RECORDS TO PROCESS:
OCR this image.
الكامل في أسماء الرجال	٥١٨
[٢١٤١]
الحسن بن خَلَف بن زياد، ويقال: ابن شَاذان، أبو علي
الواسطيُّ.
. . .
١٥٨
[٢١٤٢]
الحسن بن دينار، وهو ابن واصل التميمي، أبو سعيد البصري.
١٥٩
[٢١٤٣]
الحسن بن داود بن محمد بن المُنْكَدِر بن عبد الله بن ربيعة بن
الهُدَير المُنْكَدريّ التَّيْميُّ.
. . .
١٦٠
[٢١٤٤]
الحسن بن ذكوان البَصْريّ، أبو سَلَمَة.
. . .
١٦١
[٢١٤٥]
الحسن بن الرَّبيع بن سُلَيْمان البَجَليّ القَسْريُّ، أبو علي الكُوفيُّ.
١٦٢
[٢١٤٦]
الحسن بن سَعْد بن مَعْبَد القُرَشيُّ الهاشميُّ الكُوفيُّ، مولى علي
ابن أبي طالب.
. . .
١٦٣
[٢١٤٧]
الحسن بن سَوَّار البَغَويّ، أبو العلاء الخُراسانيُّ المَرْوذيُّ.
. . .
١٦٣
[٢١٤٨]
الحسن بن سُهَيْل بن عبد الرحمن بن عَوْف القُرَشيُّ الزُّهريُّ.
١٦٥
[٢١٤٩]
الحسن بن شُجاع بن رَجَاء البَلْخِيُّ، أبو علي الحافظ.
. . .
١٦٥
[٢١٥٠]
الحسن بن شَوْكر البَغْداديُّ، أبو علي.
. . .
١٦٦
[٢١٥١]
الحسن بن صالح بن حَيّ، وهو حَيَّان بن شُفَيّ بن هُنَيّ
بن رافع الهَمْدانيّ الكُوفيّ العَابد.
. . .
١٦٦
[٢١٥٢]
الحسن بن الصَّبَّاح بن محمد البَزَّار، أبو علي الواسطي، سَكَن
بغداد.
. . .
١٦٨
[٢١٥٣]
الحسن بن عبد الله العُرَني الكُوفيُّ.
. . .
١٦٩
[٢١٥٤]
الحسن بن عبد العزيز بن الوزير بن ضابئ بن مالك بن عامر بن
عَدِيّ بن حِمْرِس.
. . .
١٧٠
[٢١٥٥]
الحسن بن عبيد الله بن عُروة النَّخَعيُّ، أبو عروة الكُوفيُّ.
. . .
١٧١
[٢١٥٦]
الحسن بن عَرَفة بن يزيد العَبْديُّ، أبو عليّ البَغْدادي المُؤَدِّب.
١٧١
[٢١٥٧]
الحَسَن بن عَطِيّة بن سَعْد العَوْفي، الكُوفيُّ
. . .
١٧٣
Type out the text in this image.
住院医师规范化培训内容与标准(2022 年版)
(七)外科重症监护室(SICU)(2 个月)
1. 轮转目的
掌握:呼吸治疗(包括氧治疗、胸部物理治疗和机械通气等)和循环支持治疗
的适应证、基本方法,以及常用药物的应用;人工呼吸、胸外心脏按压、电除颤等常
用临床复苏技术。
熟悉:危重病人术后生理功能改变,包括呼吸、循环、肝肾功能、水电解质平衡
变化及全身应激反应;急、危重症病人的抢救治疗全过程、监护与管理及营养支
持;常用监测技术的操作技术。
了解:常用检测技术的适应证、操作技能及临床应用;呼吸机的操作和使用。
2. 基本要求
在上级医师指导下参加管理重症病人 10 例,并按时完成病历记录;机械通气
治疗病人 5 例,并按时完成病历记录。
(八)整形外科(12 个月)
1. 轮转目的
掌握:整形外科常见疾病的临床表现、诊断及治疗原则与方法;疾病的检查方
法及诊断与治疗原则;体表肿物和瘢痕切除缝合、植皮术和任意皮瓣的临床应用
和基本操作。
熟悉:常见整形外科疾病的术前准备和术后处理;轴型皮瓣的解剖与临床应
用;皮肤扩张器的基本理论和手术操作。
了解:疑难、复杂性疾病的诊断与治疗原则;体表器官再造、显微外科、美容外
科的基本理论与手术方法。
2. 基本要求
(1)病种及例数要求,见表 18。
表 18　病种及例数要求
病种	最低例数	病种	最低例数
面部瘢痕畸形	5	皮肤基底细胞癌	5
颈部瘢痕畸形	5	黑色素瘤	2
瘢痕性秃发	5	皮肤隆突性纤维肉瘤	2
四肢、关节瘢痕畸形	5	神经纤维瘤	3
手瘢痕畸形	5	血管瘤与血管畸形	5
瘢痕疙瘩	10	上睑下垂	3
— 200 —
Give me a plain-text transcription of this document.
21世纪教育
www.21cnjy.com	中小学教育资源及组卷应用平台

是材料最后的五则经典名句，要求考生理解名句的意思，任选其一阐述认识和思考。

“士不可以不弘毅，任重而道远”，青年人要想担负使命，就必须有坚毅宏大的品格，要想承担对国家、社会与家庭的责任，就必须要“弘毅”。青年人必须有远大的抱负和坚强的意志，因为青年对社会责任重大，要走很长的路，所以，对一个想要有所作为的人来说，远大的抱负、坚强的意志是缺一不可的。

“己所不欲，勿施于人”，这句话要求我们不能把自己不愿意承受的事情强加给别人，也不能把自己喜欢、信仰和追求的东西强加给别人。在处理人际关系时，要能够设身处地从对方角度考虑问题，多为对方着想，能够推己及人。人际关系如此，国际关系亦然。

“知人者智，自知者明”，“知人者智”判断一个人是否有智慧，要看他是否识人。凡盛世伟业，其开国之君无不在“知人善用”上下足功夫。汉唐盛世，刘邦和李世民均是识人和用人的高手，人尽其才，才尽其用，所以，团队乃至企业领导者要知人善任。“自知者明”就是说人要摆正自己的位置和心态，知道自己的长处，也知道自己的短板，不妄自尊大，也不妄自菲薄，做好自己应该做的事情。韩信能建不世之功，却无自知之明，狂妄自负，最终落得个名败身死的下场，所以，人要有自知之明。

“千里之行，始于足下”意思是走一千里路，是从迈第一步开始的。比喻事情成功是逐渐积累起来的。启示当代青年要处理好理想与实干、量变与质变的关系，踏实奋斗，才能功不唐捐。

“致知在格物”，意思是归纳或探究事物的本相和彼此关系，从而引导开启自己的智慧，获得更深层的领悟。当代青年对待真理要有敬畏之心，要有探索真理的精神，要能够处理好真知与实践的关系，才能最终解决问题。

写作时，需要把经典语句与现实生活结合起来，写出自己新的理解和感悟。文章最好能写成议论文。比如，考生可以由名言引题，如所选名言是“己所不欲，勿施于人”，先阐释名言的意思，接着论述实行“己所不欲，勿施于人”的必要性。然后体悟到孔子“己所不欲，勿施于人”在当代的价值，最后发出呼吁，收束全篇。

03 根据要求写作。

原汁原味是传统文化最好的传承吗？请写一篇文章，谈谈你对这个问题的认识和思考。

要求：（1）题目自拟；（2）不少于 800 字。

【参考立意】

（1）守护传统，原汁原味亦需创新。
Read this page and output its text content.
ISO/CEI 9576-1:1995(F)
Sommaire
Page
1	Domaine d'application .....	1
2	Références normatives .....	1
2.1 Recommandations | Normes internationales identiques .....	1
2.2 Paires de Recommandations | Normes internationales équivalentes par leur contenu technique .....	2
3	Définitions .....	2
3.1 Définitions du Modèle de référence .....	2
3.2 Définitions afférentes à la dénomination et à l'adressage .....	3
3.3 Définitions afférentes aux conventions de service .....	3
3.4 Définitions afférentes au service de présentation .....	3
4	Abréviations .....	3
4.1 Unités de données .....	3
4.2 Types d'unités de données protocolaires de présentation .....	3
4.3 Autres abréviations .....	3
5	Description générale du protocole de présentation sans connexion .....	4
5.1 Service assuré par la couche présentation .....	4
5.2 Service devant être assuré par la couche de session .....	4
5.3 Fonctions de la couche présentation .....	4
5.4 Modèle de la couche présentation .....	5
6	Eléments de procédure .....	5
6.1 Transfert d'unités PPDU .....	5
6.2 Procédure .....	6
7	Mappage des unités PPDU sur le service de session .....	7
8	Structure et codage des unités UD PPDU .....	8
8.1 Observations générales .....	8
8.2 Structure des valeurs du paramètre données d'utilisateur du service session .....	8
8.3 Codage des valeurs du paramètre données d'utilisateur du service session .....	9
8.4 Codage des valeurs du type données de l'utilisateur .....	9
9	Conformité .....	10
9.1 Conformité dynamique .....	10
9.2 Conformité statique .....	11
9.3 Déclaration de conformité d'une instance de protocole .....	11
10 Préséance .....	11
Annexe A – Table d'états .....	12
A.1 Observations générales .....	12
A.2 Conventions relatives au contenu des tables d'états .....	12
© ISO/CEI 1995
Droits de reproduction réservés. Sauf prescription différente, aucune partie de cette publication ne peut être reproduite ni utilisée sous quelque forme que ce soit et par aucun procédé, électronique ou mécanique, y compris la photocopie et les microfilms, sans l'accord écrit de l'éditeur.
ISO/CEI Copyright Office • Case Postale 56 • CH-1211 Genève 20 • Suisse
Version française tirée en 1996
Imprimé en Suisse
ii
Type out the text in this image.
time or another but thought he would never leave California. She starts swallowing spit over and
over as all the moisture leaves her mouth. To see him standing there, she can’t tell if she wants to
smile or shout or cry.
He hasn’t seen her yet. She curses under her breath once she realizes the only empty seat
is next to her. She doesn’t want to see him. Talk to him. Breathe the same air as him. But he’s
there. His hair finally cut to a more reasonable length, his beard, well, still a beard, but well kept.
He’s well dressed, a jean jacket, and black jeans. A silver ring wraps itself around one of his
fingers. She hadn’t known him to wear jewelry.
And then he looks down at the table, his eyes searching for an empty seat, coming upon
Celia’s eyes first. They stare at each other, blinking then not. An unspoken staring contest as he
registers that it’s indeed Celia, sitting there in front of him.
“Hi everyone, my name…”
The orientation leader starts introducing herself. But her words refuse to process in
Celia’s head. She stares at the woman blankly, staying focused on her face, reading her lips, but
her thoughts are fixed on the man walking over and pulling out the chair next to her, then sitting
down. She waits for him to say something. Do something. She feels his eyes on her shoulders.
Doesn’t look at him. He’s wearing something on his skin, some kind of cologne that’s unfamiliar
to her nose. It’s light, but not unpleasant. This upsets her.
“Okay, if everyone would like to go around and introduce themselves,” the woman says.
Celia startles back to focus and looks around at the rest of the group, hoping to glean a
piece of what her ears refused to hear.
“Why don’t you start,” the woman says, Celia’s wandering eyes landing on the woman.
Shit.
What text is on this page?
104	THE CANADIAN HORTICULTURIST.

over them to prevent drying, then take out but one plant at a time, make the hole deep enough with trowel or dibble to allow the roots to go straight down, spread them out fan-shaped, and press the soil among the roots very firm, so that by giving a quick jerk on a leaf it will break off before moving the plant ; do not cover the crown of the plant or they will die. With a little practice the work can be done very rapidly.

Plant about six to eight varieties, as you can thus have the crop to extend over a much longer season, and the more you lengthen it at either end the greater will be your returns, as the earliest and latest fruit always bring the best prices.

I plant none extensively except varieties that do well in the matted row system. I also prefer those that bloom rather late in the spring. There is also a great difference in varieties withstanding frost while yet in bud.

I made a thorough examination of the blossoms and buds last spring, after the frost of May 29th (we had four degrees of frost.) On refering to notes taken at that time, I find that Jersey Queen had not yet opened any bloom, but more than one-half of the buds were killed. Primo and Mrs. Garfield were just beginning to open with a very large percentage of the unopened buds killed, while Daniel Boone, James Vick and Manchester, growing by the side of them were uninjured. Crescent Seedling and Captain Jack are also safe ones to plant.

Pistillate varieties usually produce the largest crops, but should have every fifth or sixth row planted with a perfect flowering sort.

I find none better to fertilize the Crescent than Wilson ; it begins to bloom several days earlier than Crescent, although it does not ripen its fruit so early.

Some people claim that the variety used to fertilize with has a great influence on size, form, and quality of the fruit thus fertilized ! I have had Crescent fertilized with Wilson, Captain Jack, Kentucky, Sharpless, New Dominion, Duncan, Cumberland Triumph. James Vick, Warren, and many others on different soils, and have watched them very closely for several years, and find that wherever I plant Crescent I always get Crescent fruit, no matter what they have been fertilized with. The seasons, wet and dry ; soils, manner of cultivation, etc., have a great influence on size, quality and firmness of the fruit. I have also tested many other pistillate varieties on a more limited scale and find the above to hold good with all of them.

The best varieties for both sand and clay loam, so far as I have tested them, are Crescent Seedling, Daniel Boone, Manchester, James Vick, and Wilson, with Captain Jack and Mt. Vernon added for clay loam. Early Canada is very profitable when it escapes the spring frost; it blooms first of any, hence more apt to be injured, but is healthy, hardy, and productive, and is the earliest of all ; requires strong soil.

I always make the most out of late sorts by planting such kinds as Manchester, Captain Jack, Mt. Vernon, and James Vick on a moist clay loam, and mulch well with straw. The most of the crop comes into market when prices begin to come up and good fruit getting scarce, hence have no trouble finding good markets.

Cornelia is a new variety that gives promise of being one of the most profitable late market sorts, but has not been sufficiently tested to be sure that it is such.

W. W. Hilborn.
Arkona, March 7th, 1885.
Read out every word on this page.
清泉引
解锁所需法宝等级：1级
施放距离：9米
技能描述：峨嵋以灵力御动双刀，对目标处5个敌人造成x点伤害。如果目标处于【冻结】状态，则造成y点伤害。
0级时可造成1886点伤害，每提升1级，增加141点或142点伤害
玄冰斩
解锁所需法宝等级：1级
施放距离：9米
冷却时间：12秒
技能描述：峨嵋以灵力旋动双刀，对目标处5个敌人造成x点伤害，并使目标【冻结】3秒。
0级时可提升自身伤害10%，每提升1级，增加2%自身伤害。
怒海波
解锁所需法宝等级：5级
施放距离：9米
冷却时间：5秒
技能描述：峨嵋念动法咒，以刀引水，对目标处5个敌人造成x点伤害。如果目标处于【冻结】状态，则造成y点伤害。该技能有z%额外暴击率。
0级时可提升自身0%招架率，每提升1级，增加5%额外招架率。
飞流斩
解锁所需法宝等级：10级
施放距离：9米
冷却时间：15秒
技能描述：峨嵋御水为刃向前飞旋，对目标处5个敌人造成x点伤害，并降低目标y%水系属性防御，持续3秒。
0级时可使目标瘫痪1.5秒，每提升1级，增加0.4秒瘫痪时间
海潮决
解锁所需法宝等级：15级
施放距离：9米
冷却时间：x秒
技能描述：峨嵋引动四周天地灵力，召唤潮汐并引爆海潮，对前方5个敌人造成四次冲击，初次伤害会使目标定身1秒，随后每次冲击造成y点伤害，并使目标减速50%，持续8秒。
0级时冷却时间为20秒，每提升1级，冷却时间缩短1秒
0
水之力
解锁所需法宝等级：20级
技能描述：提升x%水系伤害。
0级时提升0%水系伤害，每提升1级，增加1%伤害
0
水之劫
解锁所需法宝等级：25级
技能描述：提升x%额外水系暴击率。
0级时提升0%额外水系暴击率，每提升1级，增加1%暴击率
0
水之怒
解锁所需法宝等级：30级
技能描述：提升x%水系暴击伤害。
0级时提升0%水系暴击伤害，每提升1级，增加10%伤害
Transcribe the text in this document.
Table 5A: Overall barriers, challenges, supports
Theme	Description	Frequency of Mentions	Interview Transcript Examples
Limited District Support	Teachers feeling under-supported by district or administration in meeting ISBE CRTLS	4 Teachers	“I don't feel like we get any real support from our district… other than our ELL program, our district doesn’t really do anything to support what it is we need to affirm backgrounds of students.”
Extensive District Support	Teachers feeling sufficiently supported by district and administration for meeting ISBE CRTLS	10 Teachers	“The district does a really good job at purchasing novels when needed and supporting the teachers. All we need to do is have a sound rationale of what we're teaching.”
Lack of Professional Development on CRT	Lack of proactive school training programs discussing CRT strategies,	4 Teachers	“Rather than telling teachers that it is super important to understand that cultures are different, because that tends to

WRITTEN TASK: Copy out every line of the listing that includes the string "assuré".

FINAL RESULT:
5.1 Service assuré par la couche présentation .....	4
5.2 Service devant être assuré par la couche de session .....	4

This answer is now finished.